### Task description
Collect all lines from the records below that include the word "this".

### Records provided
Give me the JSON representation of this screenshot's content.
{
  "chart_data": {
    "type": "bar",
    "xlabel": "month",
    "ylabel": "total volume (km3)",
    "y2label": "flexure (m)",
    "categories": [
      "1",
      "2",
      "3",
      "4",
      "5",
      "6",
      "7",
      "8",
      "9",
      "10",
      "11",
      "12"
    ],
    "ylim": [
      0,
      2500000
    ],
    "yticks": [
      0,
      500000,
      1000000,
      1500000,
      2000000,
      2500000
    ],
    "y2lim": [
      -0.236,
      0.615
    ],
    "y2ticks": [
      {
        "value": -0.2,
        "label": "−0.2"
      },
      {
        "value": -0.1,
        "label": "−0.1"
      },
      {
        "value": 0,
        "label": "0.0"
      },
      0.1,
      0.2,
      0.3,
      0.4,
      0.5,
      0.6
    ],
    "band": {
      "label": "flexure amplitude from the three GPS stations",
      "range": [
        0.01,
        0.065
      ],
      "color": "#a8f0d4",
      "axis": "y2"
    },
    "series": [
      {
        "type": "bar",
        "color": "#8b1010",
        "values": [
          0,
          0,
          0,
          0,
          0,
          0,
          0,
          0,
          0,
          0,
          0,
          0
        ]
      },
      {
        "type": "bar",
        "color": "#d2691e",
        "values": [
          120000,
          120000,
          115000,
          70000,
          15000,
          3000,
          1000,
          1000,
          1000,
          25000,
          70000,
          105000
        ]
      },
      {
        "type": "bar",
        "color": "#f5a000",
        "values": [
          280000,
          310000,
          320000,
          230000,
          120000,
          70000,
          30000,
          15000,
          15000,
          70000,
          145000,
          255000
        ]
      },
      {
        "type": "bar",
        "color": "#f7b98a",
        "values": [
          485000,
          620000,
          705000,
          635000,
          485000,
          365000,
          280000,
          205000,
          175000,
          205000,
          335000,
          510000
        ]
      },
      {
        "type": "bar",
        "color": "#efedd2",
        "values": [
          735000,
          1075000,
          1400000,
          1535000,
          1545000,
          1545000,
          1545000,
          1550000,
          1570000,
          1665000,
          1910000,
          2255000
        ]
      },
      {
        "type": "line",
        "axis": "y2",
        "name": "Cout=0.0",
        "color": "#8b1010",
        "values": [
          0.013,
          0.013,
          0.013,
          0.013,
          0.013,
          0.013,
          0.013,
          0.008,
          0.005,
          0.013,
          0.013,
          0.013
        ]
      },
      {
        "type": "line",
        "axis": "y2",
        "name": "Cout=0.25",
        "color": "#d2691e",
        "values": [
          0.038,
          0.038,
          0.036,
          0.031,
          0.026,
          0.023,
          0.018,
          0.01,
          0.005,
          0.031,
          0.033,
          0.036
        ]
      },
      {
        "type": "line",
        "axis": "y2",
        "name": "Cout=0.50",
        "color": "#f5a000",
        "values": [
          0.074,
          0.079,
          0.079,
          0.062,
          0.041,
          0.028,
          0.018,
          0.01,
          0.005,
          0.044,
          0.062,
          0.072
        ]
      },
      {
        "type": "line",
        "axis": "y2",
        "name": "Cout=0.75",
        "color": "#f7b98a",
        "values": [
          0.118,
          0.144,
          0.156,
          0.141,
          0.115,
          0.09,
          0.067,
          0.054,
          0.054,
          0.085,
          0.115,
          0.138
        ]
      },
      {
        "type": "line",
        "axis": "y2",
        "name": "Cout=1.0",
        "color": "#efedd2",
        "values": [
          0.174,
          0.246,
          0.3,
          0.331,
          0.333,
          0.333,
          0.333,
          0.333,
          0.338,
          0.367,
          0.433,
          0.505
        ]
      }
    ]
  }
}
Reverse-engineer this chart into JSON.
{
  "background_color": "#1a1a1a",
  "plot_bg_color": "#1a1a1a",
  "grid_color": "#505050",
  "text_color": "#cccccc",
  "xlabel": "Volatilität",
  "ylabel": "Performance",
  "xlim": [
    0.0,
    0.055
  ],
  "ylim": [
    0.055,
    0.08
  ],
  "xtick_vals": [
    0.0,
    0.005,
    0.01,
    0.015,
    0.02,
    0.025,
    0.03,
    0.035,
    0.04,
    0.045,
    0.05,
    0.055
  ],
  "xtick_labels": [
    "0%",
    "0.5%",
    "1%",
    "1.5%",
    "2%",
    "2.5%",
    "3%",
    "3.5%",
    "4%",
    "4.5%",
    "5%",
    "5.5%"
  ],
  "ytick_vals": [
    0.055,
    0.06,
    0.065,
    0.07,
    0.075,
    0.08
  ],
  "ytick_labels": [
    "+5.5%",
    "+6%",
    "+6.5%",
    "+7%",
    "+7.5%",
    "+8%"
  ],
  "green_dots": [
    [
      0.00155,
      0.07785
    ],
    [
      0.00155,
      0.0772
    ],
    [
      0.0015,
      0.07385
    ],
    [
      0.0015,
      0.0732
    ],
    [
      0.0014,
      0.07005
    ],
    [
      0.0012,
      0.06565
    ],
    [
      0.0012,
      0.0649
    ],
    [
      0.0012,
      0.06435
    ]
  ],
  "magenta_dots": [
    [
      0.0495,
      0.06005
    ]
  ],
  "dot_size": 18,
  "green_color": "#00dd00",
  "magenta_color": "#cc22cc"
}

### Complete output
Give me the JSON representation of this screenshot's content.
Reverse-engineer this chart into JSON.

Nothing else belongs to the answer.